[Items from a data source]
--------------------

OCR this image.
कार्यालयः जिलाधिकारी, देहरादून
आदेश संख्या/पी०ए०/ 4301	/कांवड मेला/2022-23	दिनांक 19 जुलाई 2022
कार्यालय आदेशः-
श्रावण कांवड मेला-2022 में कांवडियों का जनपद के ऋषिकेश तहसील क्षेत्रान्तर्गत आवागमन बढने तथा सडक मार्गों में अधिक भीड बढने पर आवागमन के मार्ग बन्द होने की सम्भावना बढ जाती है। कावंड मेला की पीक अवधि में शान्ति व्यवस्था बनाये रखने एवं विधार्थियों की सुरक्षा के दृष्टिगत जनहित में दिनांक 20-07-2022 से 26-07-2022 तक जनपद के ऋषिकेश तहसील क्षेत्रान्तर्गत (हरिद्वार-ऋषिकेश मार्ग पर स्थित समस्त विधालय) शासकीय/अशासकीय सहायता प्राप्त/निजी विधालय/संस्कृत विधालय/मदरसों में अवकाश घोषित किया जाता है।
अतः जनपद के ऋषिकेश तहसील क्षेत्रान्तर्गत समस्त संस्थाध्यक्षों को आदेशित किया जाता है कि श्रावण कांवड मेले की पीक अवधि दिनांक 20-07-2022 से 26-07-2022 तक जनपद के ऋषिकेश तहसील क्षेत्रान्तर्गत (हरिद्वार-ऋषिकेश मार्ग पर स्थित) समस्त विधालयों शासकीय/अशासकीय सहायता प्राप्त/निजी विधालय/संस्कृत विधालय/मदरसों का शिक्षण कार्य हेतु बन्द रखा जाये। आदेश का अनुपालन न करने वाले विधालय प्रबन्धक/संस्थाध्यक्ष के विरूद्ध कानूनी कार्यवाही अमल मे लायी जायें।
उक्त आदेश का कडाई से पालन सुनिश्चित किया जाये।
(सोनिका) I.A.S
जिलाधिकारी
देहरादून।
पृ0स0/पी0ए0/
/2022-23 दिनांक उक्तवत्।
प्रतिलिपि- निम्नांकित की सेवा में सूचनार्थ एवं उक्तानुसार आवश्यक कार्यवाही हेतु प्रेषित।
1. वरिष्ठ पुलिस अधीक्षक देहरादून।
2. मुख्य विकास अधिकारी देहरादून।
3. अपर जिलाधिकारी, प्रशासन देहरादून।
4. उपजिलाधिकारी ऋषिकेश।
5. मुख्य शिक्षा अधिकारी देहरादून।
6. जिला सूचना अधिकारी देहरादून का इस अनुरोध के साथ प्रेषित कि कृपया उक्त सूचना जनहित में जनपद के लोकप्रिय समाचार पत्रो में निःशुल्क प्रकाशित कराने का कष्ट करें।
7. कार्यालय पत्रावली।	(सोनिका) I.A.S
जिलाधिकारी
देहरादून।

--------------------

Written task: Looking at the entries above, say how many lines contain the word "जनपद". Only the number is wanted.

Response: 3